§ **What the exercise asks**: What lines of the data hold the string "sont"? Pull each one out.

Data records:

+ + +

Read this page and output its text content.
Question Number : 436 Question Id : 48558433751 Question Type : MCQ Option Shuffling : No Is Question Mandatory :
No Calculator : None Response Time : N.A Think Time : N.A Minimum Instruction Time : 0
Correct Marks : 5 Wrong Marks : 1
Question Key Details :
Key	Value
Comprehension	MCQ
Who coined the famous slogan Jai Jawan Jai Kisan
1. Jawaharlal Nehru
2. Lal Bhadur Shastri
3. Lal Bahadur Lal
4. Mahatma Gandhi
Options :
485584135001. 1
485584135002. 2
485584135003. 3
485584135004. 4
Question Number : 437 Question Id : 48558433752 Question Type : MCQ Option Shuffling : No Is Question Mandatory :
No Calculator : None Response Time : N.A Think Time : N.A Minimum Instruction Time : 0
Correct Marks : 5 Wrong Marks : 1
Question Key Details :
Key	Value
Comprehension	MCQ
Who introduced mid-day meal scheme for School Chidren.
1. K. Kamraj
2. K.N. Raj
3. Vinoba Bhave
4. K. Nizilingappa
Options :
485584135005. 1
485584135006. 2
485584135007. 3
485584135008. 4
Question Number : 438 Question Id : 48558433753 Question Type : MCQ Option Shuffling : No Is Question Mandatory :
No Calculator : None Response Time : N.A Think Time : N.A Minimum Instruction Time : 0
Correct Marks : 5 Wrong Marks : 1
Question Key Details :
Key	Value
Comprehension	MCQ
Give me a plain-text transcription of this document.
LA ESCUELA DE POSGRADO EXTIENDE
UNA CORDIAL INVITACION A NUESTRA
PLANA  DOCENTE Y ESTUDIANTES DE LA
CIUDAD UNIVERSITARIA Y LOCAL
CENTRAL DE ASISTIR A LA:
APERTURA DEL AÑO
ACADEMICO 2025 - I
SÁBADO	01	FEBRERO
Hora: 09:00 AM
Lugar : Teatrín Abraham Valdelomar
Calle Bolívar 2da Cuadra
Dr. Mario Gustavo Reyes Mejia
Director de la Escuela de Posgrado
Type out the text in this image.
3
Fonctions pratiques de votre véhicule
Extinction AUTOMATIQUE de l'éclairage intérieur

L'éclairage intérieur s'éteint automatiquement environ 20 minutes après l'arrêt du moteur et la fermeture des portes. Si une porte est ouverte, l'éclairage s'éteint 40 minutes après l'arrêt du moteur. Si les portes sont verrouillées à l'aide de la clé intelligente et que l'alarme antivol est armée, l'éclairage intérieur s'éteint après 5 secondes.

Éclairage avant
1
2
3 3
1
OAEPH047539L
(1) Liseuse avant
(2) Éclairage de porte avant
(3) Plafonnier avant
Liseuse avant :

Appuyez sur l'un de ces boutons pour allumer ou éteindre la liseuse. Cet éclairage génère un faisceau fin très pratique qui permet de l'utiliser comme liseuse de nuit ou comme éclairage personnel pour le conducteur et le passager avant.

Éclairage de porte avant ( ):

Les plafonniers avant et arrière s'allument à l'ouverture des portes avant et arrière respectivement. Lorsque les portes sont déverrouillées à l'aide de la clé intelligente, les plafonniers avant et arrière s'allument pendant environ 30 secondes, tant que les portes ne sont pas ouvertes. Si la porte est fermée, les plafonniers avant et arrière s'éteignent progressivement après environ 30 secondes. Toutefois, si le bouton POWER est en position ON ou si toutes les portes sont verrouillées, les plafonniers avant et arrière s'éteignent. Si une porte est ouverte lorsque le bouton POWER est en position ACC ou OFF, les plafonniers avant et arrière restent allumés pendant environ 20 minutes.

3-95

+ + +

§ **Expected answer**:
L'éclairage intérieur s'éteint automatiquement environ 20 minutes après l'arrêt du moteur et la fermeture des portes. Si une porte est ouverte, l'éclairage s'éteint 40 minutes après l'arrêt du moteur. Si les portes sont verrouillées à l'aide de la clé intelligente et que l'alarme antivol est armée, l'éclairage intérieur s'éteint après 5 secondes.
Les plafonniers avant et arrière s'allument à l'ouverture des portes avant et arrière respectivement. Lorsque les portes sont déverrouillées à l'aide de la clé intelligente, les plafonniers avant et arrière s'allument pendant environ 30 secondes, tant que les portes ne sont pas ouvertes. Si la porte est fermée, les plafonniers avant et arrière s'éteignent progressivement après environ 30 secondes. Toutefois, si le bouton POWER est en position ON ou si toutes les portes sont verrouillées, les plafonniers avant et arrière s'éteignent. Si une porte est ouverte lorsque le bouton POWER est en position ACC ou OFF, les plafonniers avant et arrière restent allumés pendant environ 20 minutes.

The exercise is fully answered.